### Exercise details
Extract every line of the items below and reproduce each one verbatim, with no changes.

### Data for this exercise
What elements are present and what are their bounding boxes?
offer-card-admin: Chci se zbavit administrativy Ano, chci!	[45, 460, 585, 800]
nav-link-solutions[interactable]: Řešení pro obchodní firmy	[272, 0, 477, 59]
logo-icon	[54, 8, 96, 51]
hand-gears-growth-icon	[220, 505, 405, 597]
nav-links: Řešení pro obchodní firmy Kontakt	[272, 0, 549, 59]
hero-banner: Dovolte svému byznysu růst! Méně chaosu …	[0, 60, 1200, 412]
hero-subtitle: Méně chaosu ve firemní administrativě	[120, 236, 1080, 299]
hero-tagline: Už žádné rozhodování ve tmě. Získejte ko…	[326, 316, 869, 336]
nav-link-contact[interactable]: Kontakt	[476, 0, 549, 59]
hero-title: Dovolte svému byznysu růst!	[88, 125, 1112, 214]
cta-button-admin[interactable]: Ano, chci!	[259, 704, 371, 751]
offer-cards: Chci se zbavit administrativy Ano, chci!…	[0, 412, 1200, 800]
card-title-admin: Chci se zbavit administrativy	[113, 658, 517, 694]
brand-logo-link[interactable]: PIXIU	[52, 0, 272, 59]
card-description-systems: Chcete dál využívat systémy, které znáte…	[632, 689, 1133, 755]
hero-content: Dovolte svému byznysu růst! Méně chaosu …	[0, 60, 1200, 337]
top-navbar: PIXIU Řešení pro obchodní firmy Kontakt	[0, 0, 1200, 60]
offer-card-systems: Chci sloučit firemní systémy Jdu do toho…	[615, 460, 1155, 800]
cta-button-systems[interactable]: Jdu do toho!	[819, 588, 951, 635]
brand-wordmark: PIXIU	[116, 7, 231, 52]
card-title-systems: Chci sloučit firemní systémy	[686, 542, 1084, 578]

### Completed exercise
What elements are present and what are their bounding boxes?
offer-card-admin: Chci se zbavit administrativy Ano, chci!	[45, 460, 585, 800]
nav-link-solutions[interactable]: Řešení pro obchodní firmy	[272, 0, 477, 59]
logo-icon	[54, 8, 96, 51]
hand-gears-growth-icon	[220, 505, 405, 597]
nav-links: Řešení pro obchodní firmy Kontakt	[272, 0, 549, 59]
hero-banner: Dovolte svému byznysu růst! Méně chaosu …	[0, 60, 1200, 412]
hero-subtitle: Méně chaosu ve firemní administrativě	[120, 236, 1080, 299]
hero-tagline: Už žádné rozhodování ve tmě. Získejte ko…	[326, 316, 869, 336]
nav-link-contact[interactable]: Kontakt	[476, 0, 549, 59]
hero-title: Dovolte svému byznysu růst!	[88, 125, 1112, 214]
cta-button-admin[interactable]: Ano, chci!	[259, 704, 371, 751]
offer-cards: Chci se zbavit administrativy Ano, chci!…	[0, 412, 1200, 800]
card-title-admin: Chci se zbavit administrativy	[113, 658, 517, 694]
brand-logo-link[interactable]: PIXIU	[52, 0, 272, 59]
card-description-systems: Chcete dál využívat systémy, které znáte…	[632, 689, 1133, 755]
hero-content: Dovolte svému byznysu růst! Méně chaosu …	[0, 60, 1200, 337]
top-navbar: PIXIU Řešení pro obchodní firmy Kontakt	[0, 0, 1200, 60]
offer-card-systems: Chci sloučit firemní systémy Jdu do toho…	[615, 460, 1155, 800]
cta-button-systems[interactable]: Jdu do toho!	[819, 588, 951, 635]
brand-wordmark: PIXIU	[116, 7, 231, 52]
card-title-systems: Chci sloučit firemní systémy	[686, 542, 1084, 578]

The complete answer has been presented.